**Given exercise**
Output the lines that follow exactly as they are.
## START Data for this task
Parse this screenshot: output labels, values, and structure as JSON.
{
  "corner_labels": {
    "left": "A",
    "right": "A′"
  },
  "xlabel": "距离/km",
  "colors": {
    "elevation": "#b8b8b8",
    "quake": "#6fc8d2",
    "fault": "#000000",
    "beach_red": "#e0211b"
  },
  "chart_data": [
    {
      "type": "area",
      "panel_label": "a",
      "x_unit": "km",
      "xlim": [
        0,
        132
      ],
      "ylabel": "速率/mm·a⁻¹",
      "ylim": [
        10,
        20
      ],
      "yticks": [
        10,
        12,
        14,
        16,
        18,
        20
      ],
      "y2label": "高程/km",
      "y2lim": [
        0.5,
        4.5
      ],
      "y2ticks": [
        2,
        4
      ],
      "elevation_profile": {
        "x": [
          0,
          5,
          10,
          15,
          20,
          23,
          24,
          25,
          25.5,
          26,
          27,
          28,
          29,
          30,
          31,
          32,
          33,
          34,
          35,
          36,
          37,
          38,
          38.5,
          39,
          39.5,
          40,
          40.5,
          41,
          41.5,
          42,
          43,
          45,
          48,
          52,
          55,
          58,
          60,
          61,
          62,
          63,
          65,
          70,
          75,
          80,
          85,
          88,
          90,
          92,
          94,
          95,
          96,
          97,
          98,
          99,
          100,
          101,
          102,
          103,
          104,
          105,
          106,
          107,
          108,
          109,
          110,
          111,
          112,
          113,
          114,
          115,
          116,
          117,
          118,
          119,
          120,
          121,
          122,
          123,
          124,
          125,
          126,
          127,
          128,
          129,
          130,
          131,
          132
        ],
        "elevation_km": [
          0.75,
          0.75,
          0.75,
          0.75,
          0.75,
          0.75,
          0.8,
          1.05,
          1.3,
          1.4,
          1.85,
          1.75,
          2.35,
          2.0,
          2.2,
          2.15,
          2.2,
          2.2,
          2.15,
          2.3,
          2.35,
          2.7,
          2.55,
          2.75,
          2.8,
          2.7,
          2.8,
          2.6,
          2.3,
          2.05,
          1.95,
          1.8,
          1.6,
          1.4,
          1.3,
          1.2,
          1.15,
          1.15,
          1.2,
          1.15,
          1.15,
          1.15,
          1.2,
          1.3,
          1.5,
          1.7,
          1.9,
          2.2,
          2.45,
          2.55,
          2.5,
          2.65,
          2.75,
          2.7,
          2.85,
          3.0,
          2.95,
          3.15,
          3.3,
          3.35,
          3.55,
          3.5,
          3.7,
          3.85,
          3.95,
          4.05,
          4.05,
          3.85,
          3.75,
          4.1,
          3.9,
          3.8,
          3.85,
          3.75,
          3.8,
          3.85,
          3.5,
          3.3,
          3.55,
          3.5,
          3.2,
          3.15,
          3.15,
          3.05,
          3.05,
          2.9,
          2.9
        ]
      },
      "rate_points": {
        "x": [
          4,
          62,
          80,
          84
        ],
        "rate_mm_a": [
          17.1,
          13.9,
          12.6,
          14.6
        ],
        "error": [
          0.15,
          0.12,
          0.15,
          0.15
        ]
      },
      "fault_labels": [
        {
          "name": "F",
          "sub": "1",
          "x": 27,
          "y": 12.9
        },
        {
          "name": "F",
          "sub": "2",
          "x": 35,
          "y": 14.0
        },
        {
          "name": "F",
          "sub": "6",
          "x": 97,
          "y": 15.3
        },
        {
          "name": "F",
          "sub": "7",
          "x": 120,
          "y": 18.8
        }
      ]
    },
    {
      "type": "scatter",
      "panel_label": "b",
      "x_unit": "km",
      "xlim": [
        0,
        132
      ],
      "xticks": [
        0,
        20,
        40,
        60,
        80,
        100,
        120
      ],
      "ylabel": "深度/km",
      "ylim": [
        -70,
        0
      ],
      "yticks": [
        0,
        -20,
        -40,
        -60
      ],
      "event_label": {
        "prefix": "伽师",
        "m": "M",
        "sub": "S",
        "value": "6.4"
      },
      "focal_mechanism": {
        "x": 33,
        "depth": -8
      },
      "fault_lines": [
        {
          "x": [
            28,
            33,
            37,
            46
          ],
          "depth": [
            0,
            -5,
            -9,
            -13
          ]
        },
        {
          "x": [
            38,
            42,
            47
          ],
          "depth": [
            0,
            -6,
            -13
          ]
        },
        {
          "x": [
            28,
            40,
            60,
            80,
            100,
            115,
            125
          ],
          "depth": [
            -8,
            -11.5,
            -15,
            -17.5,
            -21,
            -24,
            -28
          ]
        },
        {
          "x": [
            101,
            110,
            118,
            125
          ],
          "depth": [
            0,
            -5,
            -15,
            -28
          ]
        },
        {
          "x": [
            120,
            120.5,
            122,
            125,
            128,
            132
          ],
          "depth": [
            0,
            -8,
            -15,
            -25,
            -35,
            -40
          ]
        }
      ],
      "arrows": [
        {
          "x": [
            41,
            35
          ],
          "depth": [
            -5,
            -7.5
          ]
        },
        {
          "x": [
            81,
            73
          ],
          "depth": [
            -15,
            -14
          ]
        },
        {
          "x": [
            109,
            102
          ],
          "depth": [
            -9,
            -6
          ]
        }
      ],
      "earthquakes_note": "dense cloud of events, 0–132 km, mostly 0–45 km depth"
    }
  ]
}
## END Data for this task
**Result of this task**
Parse this screenshot: output labels, values, and structure as JSON.
{
  "corner_labels": {
    "left": "A",
    "right": "A′"
  },
  "xlabel": "距离/km",
  "colors": {
    "elevation": "#b8b8b8",
    "quake": "#6fc8d2",
    "fault": "#000000",
    "beach_red": "#e0211b"
  },
  "chart_data": [
    {
      "type": "area",
      "panel_label": "a",
      "x_unit": "km",
      "xlim": [
        0,
        132
      ],
      "ylabel": "速率/mm·a⁻¹",
      "ylim": [
        10,
        20
      ],
      "yticks": [
        10,
        12,
        14,
        16,
        18,
        20
      ],
      "y2label": "高程/km",
      "y2lim": [
        0.5,
        4.5
      ],
      "y2ticks": [
        2,
        4
      ],
      "elevation_profile": {
        "x": [
          0,
          5,
          10,
          15,
          20,
          23,
          24,
          25,
          25.5,
          26,
          27,
          28,
          29,
          30,
          31,
          32,
          33,
          34,
          35,
          36,
          37,
          38,
          38.5,
          39,
          39.5,
          40,
          40.5,
          41,
          41.5,
          42,
          43,
          45,
          48,
          52,
          55,
          58,
          60,
          61,
          62,
          63,
          65,
          70,
          75,
          80,
          85,
          88,
          90,
          92,
          94,
          95,
          96,
          97,
          98,
          99,
          100,
          101,
          102,
          103,
          104,
          105,
          106,
          107,
          108,
          109,
          110,
          111,
          112,
          113,
          114,
          115,
          116,
          117,
          118,
          119,
          120,
          121,
          122,
          123,
          124,
          125,
          126,
          127,
          128,
          129,
          130,
          131,
          132
        ],
        "elevation_km": [
          0.75,
          0.75,
          0.75,
          0.75,
          0.75,
          0.75,
          0.8,
          1.05,
          1.3,
          1.4,
          1.85,
          1.75,
          2.35,
          2.0,
          2.2,
          2.15,
          2.2,
          2.2,
          2.15,
          2.3,
          2.35,
          2.7,
          2.55,
          2.75,
          2.8,
          2.7,
          2.8,
          2.6,
          2.3,
          2.05,
          1.95,
          1.8,
          1.6,
          1.4,
          1.3,
          1.2,
          1.15,
          1.15,
          1.2,
          1.15,
          1.15,
          1.15,
          1.2,
          1.3,
          1.5,
          1.7,
          1.9,
          2.2,
          2.45,
          2.55,
          2.5,
          2.65,
          2.75,
          2.7,
          2.85,
          3.0,
          2.95,
          3.15,
          3.3,
          3.35,
          3.55,
          3.5,
          3.7,
          3.85,
          3.95,
          4.05,
          4.05,
          3.85,
          3.75,
          4.1,
          3.9,
          3.8,
          3.85,
          3.75,
          3.8,
          3.85,
          3.5,
          3.3,
          3.55,
          3.5,
          3.2,
          3.15,
          3.15,
          3.05,
          3.05,
          2.9,
          2.9
        ]
      },
      "rate_points": {
        "x": [
          4,
          62,
          80,
          84
        ],
        "rate_mm_a": [
          17.1,
          13.9,
          12.6,
          14.6
        ],
        "error": [
          0.15,
          0.12,
          0.15,
          0.15
        ]
      },
      "fault_labels": [
        {
          "name": "F",
          "sub": "1",
          "x": 27,
          "y": 12.9
        },
        {
          "name": "F",
          "sub": "2",
          "x": 35,
          "y": 14.0
        },
        {
          "name": "F",
          "sub": "6",
          "x": 97,
          "y": 15.3
        },
        {
          "name": "F",
          "sub": "7",
          "x": 120,
          "y": 18.8
        }
      ]
    },
    {
      "type": "scatter",
      "panel_label": "b",
      "x_unit": "km",
      "xlim": [
        0,
        132
      ],
      "xticks": [
        0,
        20,
        40,
        60,
        80,
        100,
        120
      ],
      "ylabel": "深度/km",
      "ylim": [
        -70,
        0
      ],
      "yticks": [
        0,
        -20,
        -40,
        -60
      ],
      "event_label": {
        "prefix": "伽师",
        "m": "M",
        "sub": "S",
        "value": "6.4"
      },
      "focal_mechanism": {
        "x": 33,
        "depth": -8
      },
      "fault_lines": [
        {
          "x": [
            28,
            33,
            37,
            46
          ],
          "depth": [
            0,
            -5,
            -9,
            -13
          ]
        },
        {
          "x": [
            38,
            42,
            47
          ],
          "depth": [
            0,
            -6,
            -13
          ]
        },
        {
          "x": [
            28,
            40,
            60,
            80,
            100,
            115,
            125
          ],
          "depth": [
            -8,
            -11.5,
            -15,
            -17.5,
            -21,
            -24,
            -28
          ]
        },
        {
          "x": [
            101,
            110,
            118,
            125
          ],
          "depth": [
            0,
            -5,
            -15,
            -28
          ]
        },
        {
          "x": [
            120,
            120.5,
            122,
            125,
            128,
            132
          ],
          "depth": [
            0,
            -8,
            -15,
            -25,
            -35,
            -40
          ]
        }
      ],
      "arrows": [
        {
          "x": [
            41,
            35
          ],
          "depth": [
            -5,
            -7.5
          ]
        },
        {
          "x": [
            81,
            73
          ],
          "depth": [
            -15,
            -14
          ]
        },
        {
          "x": [
            109,
            102
          ],
          "depth": [
            -9,
            -6
          ]
        }
      ],
      "earthquakes_note": "dense cloud of events, 0–132 km, mostly 0–45 km depth"
    }
  ]
}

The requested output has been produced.